→ Exercise requirements: Without the pictures, can you quote each line below exactly?

>> Begin Records for this task

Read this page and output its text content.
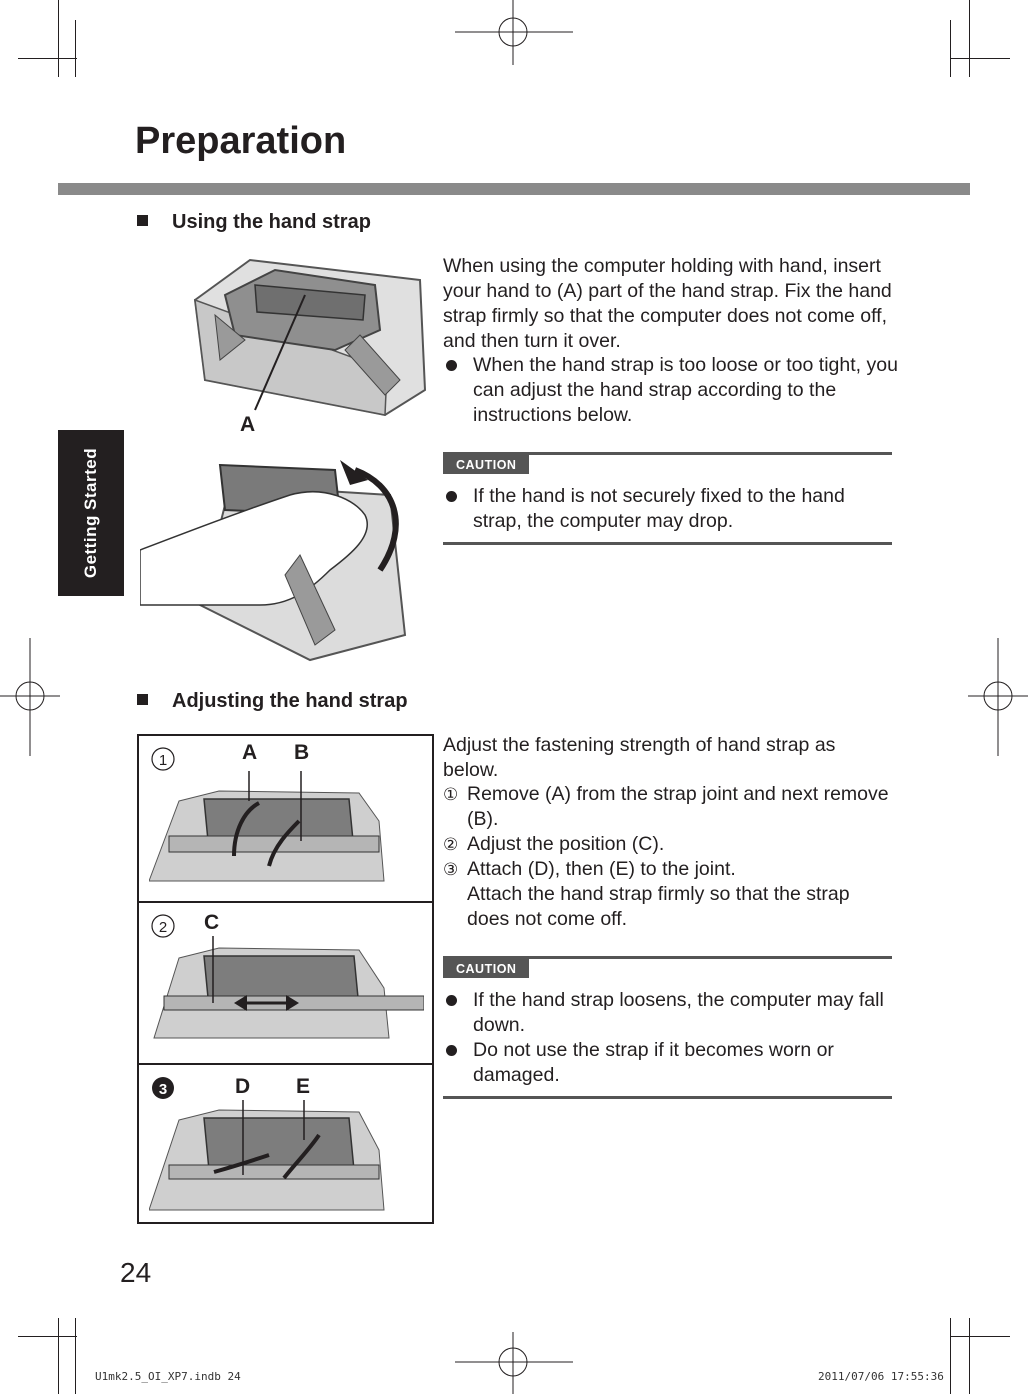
Preparation
Getting Started
Using the hand strap
A
When using the computer holding with hand, insert your hand to (A) part of the hand strap. Fix the hand strap firmly so that the computer does not come off, and then turn it over.
When the hand strap is too loose or too tight, you can adjust the hand strap according to the instructions below.
CAUTION
If the hand is not securely fixed to the hand strap, the computer may drop.
Adjusting the hand strap
1	A B
2 C
3	D E
Adjust the fastening strength of hand strap as below.
① Remove (A) from the strap joint and next remove (B).
② Adjust the position (C).
③ Attach (D), then (E) to the joint.
Attach the hand strap firmly so that the strap does not come off.
CAUTION
If the hand strap loosens, the computer may fall down.
Do not use the strap if it becomes worn or damaged.
24
U1mk2.5_OI_XP7.indb 24	2011/07/06 17:55:36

>> End Records for this task

→ Written solution:
Read this page and output its text content.
Preparation
Getting Started
Using the hand strap
A
When using the computer holding with hand, insert your hand to (A) part of the hand strap. Fix the hand strap firmly so that the computer does not come off, and then turn it over.
When the hand strap is too loose or too tight, you can adjust the hand strap according to the instructions below.
CAUTION
If the hand is not securely fixed to the hand strap, the computer may drop.
Adjusting the hand strap
1	A B
2 C
3	D E
Adjust the fastening strength of hand strap as below.
① Remove (A) from the strap joint and next remove (B).
② Adjust the position (C).
③ Attach (D), then (E) to the joint.
Attach the hand strap firmly so that the strap does not come off.
CAUTION
If the hand strap loosens, the computer may fall down.
Do not use the strap if it becomes worn or damaged.
24
U1mk2.5_OI_XP7.indb 24	2011/07/06 17:55:36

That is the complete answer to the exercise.